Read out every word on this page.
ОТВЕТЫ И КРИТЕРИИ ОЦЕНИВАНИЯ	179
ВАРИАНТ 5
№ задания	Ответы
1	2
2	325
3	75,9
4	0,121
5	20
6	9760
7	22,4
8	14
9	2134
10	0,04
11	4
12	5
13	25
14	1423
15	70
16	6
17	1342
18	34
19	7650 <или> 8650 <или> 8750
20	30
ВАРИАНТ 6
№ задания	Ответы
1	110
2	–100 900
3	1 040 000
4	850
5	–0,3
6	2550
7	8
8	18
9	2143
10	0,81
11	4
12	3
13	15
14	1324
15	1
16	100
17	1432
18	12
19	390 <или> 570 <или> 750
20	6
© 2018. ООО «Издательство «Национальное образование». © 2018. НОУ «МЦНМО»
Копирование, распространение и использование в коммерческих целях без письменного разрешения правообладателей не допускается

## PROBLEM
Every record shown above must be echoed exactly.

## RESPONSE TO THIS TASK
Read out every word on this page.
ОТВЕТЫ И КРИТЕРИИ ОЦЕНИВАНИЯ	179
ВАРИАНТ 5
№ задания	Ответы
1	2
2	325
3	75,9
4	0,121
5	20
6	9760
7	22,4
8	14
9	2134
10	0,04
11	4
12	5
13	25
14	1423
15	70
16	6
17	1342
18	34
19	7650 <или> 8650 <или> 8750
20	30
ВАРИАНТ 6
№ задания	Ответы
1	110
2	–100 900
3	1 040 000
4	850
5	–0,3
6	2550
7	8
8	18
9	2143
10	0,81
11	4
12	3
13	15
14	1324
15	1
16	100
17	1432
18	12
19	390 <или> 570 <или> 750
20	6
© 2018. ООО «Издательство «Национальное образование». © 2018. НОУ «МЦНМО»
Копирование, распространение и использование в коммерческих целях без письменного разрешения правообладателей не допускается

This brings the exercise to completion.